> EXERCISE DETAILS
The records that follow need to be output exactly as they are.

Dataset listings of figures
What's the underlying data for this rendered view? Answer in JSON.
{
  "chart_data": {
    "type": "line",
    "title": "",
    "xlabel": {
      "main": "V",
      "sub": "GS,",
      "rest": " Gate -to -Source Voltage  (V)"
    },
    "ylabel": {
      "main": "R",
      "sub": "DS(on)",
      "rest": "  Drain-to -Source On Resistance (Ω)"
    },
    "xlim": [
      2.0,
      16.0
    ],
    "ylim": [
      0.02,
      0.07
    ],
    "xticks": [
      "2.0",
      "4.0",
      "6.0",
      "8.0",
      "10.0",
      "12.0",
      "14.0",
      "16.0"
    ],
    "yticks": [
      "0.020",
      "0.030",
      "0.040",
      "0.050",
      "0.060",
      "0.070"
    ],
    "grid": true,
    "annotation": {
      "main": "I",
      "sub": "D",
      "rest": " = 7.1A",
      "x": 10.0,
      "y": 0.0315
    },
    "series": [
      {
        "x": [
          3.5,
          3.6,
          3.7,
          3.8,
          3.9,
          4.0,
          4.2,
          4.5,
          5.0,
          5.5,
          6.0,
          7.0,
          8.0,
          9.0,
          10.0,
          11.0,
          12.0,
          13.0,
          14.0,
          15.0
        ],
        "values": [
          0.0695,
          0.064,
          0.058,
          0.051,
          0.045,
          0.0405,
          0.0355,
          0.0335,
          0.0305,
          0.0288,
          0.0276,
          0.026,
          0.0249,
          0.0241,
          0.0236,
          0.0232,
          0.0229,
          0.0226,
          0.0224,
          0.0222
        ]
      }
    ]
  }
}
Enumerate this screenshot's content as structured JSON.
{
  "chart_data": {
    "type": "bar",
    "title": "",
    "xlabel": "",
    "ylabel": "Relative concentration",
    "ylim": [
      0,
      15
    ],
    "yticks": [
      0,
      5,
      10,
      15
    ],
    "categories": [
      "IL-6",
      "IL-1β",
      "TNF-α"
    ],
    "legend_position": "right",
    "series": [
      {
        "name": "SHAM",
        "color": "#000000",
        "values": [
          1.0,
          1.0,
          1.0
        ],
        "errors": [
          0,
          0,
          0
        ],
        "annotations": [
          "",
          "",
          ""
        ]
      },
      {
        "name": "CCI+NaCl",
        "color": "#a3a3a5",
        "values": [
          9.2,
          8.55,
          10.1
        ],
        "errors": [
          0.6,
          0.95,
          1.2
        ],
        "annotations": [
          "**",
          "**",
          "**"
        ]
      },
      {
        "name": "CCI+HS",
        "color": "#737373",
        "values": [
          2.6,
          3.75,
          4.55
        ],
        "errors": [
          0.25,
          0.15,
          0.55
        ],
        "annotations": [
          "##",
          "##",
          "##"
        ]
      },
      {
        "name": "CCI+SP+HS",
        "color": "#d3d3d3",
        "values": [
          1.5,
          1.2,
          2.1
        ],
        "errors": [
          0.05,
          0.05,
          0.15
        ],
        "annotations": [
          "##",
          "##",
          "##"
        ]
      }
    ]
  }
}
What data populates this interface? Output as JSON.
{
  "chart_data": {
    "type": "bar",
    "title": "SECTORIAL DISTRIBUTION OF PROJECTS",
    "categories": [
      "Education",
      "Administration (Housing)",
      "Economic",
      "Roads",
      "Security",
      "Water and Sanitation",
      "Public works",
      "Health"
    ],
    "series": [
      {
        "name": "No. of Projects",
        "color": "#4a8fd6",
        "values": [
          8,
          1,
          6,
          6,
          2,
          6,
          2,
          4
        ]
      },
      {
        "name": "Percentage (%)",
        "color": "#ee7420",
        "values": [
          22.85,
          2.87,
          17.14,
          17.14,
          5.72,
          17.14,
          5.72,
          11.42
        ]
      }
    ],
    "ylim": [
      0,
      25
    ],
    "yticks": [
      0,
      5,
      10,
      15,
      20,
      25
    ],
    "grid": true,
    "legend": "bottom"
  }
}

> ANSWER FOR THIS EXERCISE
What's the underlying data for this rendered view? Answer in JSON.
{
  "chart_data": {
    "type": "line",
    "title": "",
    "xlabel": {
      "main": "V",
      "sub": "GS,",
      "rest": " Gate -to -Source Voltage  (V)"
    },
    "ylabel": {
      "main": "R",
      "sub": "DS(on)",
      "rest": "  Drain-to -Source On Resistance (Ω)"
    },
    "xlim": [
      2.0,
      16.0
    ],
    "ylim": [
      0.02,
      0.07
    ],
    "xticks": [
      "2.0",
      "4.0",
      "6.0",
      "8.0",
      "10.0",
      "12.0",
      "14.0",
      "16.0"
    ],
    "yticks": [
      "0.020",
      "0.030",
      "0.040",
      "0.050",
      "0.060",
      "0.070"
    ],
    "grid": true,
    "annotation": {
      "main": "I",
      "sub": "D",
      "rest": " = 7.1A",
      "x": 10.0,
      "y": 0.0315
    },
    "series": [
      {
        "x": [
          3.5,
          3.6,
          3.7,
          3.8,
          3.9,
          4.0,
          4.2,
          4.5,
          5.0,
          5.5,
          6.0,
          7.0,
          8.0,
          9.0,
          10.0,
          11.0,
          12.0,
          13.0,
          14.0,
          15.0
        ],
        "values": [
          0.0695,
          0.064,
          0.058,
          0.051,
          0.045,
          0.0405,
          0.0355,
          0.0335,
          0.0305,
          0.0288,
          0.0276,
          0.026,
          0.0249,
          0.0241,
          0.0236,
          0.0232,
          0.0229,
          0.0226,
          0.0224,
          0.0222
        ]
      }
    ]
  }
}
Enumerate this screenshot's content as structured JSON.
{
  "chart_data": {
    "type": "bar",
    "title": "",
    "xlabel": "",
    "ylabel": "Relative concentration",
    "ylim": [
      0,
      15
    ],
    "yticks": [
      0,
      5,
      10,
      15
    ],
    "categories": [
      "IL-6",
      "IL-1β",
      "TNF-α"
    ],
    "legend_position": "right",
    "series": [
      {
        "name": "SHAM",
        "color": "#000000",
        "values": [
          1.0,
          1.0,
          1.0
        ],
        "errors": [
          0,
          0,
          0
        ],
        "annotations": [
          "",
          "",
          ""
        ]
      },
      {
        "name": "CCI+NaCl",
        "color": "#a3a3a5",
        "values": [
          9.2,
          8.55,
          10.1
        ],
        "errors": [
          0.6,
          0.95,
          1.2
        ],
        "annotations": [
          "**",
          "**",
          "**"
        ]
      },
      {
        "name": "CCI+HS",
        "color": "#737373",
        "values": [
          2.6,
          3.75,
          4.55
        ],
        "errors": [
          0.25,
          0.15,
          0.55
        ],
        "annotations": [
          "##",
          "##",
          "##"
        ]
      },
      {
        "name": "CCI+SP+HS",
        "color": "#d3d3d3",
        "values": [
          1.5,
          1.2,
          2.1
        ],
        "errors": [
          0.05,
          0.05,
          0.15
        ],
        "annotations": [
          "##",
          "##",
          "##"
        ]
      }
    ]
  }
}
What data populates this interface? Output as JSON.
{
  "chart_data": {
    "type": "bar",
    "title": "SECTORIAL DISTRIBUTION OF PROJECTS",
    "categories": [
      "Education",
      "Administration (Housing)",
      "Economic",
      "Roads",
      "Security",
      "Water and Sanitation",
      "Public works",
      "Health"
    ],
    "series": [
      {
        "name": "No. of Projects",
        "color": "#4a8fd6",
        "values": [
          8,
          1,
          6,
          6,
          2,
          6,
          2,
          4
        ]
      },
      {
        "name": "Percentage (%)",
        "color": "#ee7420",
        "values": [
          22.85,
          2.87,
          17.14,
          17.14,
          5.72,
          17.14,
          5.72,
          11.42
        ]
      }
    ],
    "ylim": [
      0,
      25
    ],
    "yticks": [
      0,
      5,
      10,
      15,
      20,
      25
    ],
    "grid": true,
    "legend": "bottom"
  }
}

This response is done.